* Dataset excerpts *
......

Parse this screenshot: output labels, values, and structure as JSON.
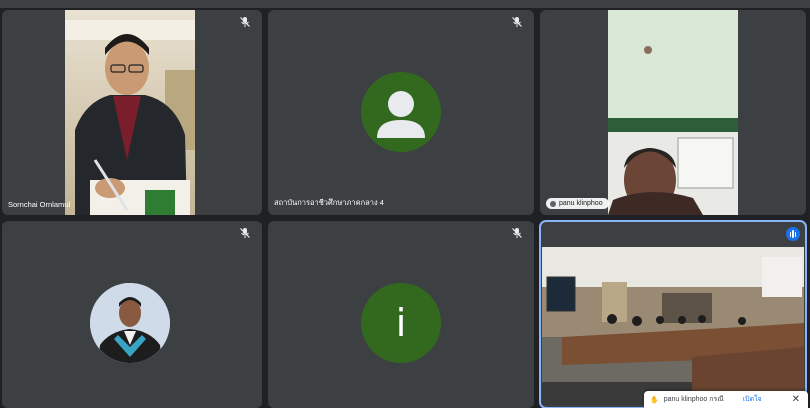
{
  "participants": [
    {
      "name": "Sornchai Ornlamul",
      "video": true,
      "muted": true
    },
    {
      "name": "สถาบันการอาชีวศึกษาภาคกลาง 4",
      "video": false,
      "avatar": "person",
      "muted": true
    },
    {
      "name": "panu klinphoo",
      "video": true,
      "muted": false
    },
    {
      "name": "",
      "video": false,
      "avatar": "photo",
      "muted": true
    },
    {
      "name": "",
      "video": false,
      "avatar": "letter",
      "initial": "i",
      "muted": true
    },
    {
      "name": "",
      "video": true,
      "muted": false,
      "speaking": true
    }
  ],
  "notification": {
    "text": "panu klinphoo กรณี",
    "action": "เปิดใจ",
    "close": "✕"
  },
  "colors": {
    "background": "#202124",
    "tile": "#3c4043",
    "avatar_green": "#33691e",
    "active_outline": "#8ab4f8",
    "speaking": "#1a73e8"
  }
}
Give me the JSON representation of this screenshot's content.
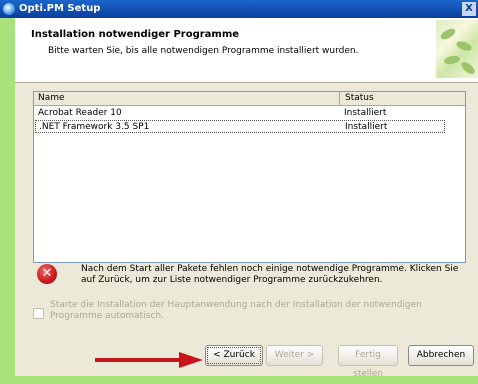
{
  "window": {
    "title": "Opti.PM Setup",
    "close_glyph": "X"
  },
  "header": {
    "title": "Installation notwendiger Programme",
    "subtitle": "Bitte warten Sie, bis alle notwendigen Programme installiert wurden."
  },
  "list": {
    "columns": [
      "Name",
      "Status"
    ],
    "rows": [
      {
        "name": "Acrobat Reader 10",
        "status": "Installiert"
      },
      {
        "name": ".NET Framework 3.5 SP1",
        "status": "Installiert"
      }
    ]
  },
  "message": "Nach dem Start aller Pakete fehlen noch einige notwendige Programme. Klicken Sie auf Zurück, um zur Liste notwendiger Programme zurückzukehren.",
  "error_glyph": "✕",
  "checkbox_label": "Starte die Installation der Hauptanwendung nach der Installation der notwendigen Programme automatisch.",
  "buttons": {
    "back": "< Zurück",
    "next": "Weiter >",
    "finish": "Fertig stellen",
    "cancel": "Abbrechen"
  },
  "colors": {
    "arrow": "#c8141b",
    "title_bar": "#0a3e9e",
    "background": "#a8e27a"
  }
}
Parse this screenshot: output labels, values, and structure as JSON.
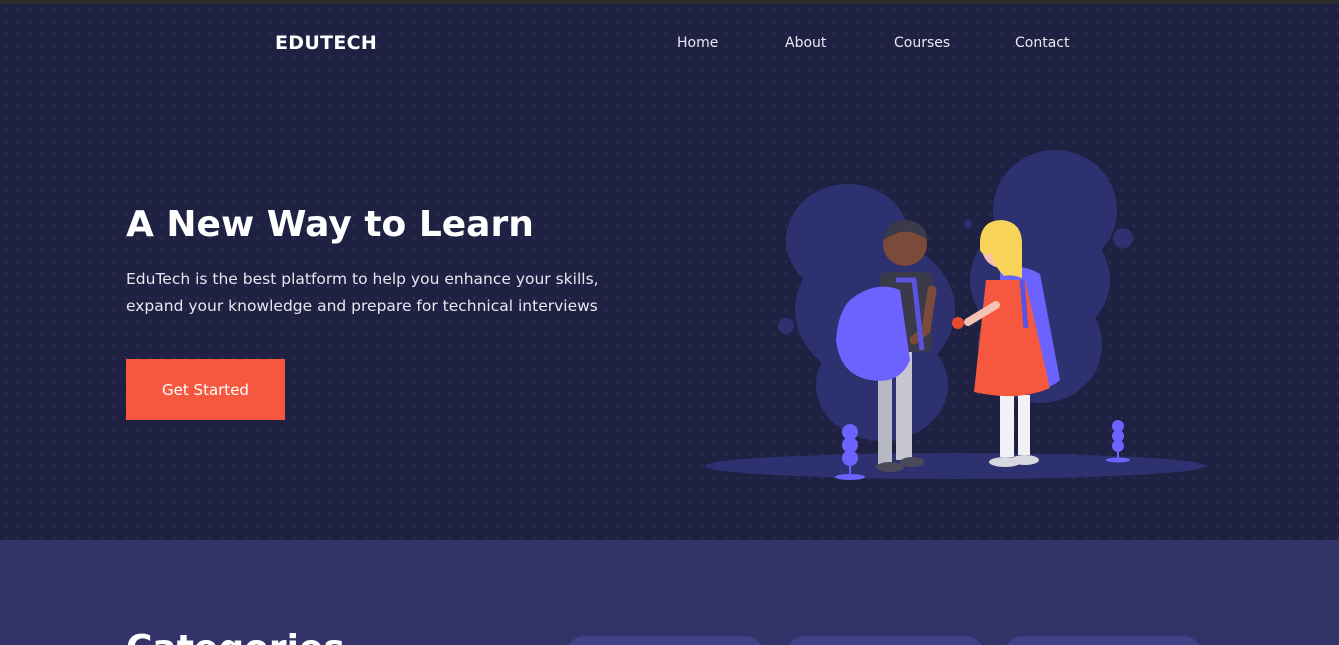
{
  "brand": {
    "name": "EDUTECH"
  },
  "nav": {
    "items": [
      "Home",
      "About",
      "Courses",
      "Contact"
    ]
  },
  "hero": {
    "title": "A New Way to Learn",
    "description": "EduTech is the best platform to help you enhance your skills, expand your knowledge and prepare for technical interviews",
    "cta_label": "Get Started"
  },
  "section": {
    "title": "Categories"
  },
  "colors": {
    "hero_bg": "#1e2141",
    "section_bg": "#323469",
    "accent": "#f5583f",
    "illustration_blob": "#2e3170",
    "backpack": "#6c63ff"
  },
  "icons": {
    "illustration": "students-with-backpacks-illustration"
  }
}
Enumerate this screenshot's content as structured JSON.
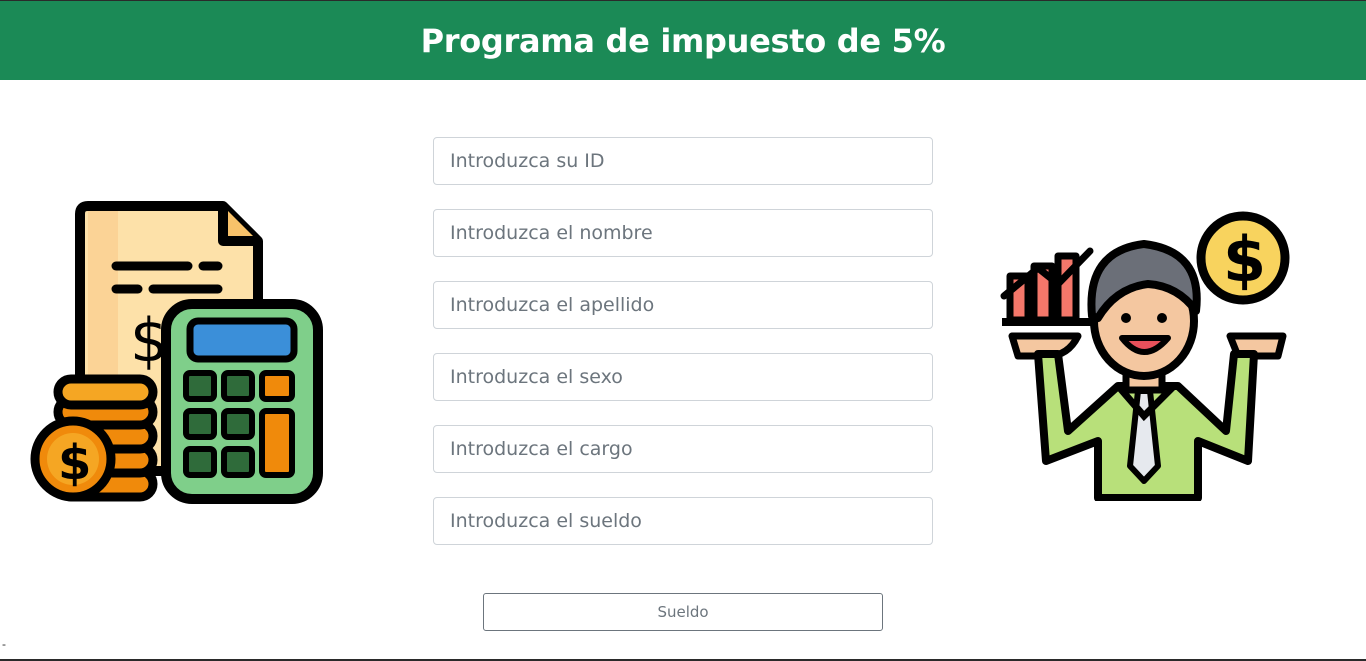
{
  "colors": {
    "brand": "#1b8a56",
    "header_text": "#ffffff",
    "border": "#cfd4d9"
  },
  "header": {
    "title": "Programa de impuesto de 5%"
  },
  "form": {
    "fields": [
      {
        "name": "id-input",
        "placeholder": "Introduzca su ID",
        "value": ""
      },
      {
        "name": "nombre-input",
        "placeholder": "Introduzca el nombre",
        "value": ""
      },
      {
        "name": "apellido-input",
        "placeholder": "Introduzca el apellido",
        "value": ""
      },
      {
        "name": "sexo-input",
        "placeholder": "Introduzca el sexo",
        "value": ""
      },
      {
        "name": "cargo-input",
        "placeholder": "Introduzca el cargo",
        "value": ""
      },
      {
        "name": "sueldo-input",
        "placeholder": "Introduzca el sueldo",
        "value": ""
      }
    ],
    "submit_label": "Sueldo"
  },
  "illustrations": {
    "left": "calculator-coins-icon",
    "right": "businessman-money-icon"
  },
  "footer": {
    "mark": "-"
  }
}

......

* Work to complete *
The records above are to be reproduced exactly; the pictures are to be left out.

* Written answer *
Parse this screenshot: output labels, values, and structure as JSON.
{
  "participants": [
    {
      "name": "Sornchai Ornlamul",
      "video": true,
      "muted": true
    },
    {
      "name": "สถาบันการอาชีวศึกษาภาคกลาง 4",
      "video": false,
      "avatar": "person",
      "muted": true
    },
    {
      "name": "panu klinphoo",
      "video": true,
      "muted": false
    },
    {
      "name": "",
      "video": false,
      "avatar": "photo",
      "muted": true
    },
    {
      "name": "",
      "video": false,
      "avatar": "letter",
      "initial": "i",
      "muted": true
    },
    {
      "name": "",
      "video": true,
      "muted": false,
      "speaking": true
    }
  ],
  "notification": {
    "text": "panu klinphoo กรณี",
    "action": "เปิดใจ",
    "close": "✕"
  },
  "colors": {
    "background": "#202124",
    "tile": "#3c4043",
    "avatar_green": "#33691e",
    "active_outline": "#8ab4f8",
    "speaking": "#1a73e8"
  }
}
Give me the JSON representation of this screenshot's content.
{
  "window": {
    "title": "Opti.PM Setup",
    "close_glyph": "X"
  },
  "header": {
    "title": "Installation notwendiger Programme",
    "subtitle": "Bitte warten Sie, bis alle notwendigen Programme installiert wurden."
  },
  "list": {
    "columns": [
      "Name",
      "Status"
    ],
    "rows": [
      {
        "name": "Acrobat Reader 10",
        "status": "Installiert"
      },
      {
        "name": ".NET Framework 3.5 SP1",
        "status": "Installiert"
      }
    ]
  },
  "message": "Nach dem Start aller Pakete fehlen noch einige notwendige Programme. Klicken Sie auf Zurück, um zur Liste notwendiger Programme zurückzukehren.",
  "error_glyph": "✕",
  "checkbox_label": "Starte die Installation der Hauptanwendung nach der Installation der notwendigen Programme automatisch.",
  "buttons": {
    "back": "< Zurück",
    "next": "Weiter >",
    "finish": "Fertig stellen",
    "cancel": "Abbrechen"
  },
  "colors": {
    "arrow": "#c8141b",
    "title_bar": "#0a3e9e",
    "background": "#a8e27a"
  }
}
Parse this screenshot: output labels, values, and structure as JSON.
{
  "brand": {
    "name": "EDUTECH"
  },
  "nav": {
    "items": [
      "Home",
      "About",
      "Courses",
      "Contact"
    ]
  },
  "hero": {
    "title": "A New Way to Learn",
    "description": "EduTech is the best platform to help you enhance your skills, expand your knowledge and prepare for technical interviews",
    "cta_label": "Get Started"
  },
  "section": {
    "title": "Categories"
  },
  "colors": {
    "hero_bg": "#1e2141",
    "section_bg": "#323469",
    "accent": "#f5583f",
    "illustration_blob": "#2e3170",
    "backpack": "#6c63ff"
  },
  "icons": {
    "illustration": "students-with-backpacks-illustration"
  }
}
Enumerate this screenshot's content as structured JSON.
{
  "colors": {
    "brand": "#1b8a56",
    "header_text": "#ffffff",
    "border": "#cfd4d9"
  },
  "header": {
    "title": "Programa de impuesto de 5%"
  },
  "form": {
    "fields": [
      {
        "name": "id-input",
        "placeholder": "Introduzca su ID",
        "value": ""
      },
      {
        "name": "nombre-input",
        "placeholder": "Introduzca el nombre",
        "value": ""
      },
      {
        "name": "apellido-input",
        "placeholder": "Introduzca el apellido",
        "value": ""
      },
      {
        "name": "sexo-input",
        "placeholder": "Introduzca el sexo",
        "value": ""
      },
      {
        "name": "cargo-input",
        "placeholder": "Introduzca el cargo",
        "value": ""
      },
      {
        "name": "sueldo-input",
        "placeholder": "Introduzca el sueldo",
        "value": ""
      }
    ],
    "submit_label": "Sueldo"
  },
  "illustrations": {
    "left": "calculator-coins-icon",
    "right": "businessman-money-icon"
  },
  "footer": {
    "mark": "-"
  }
}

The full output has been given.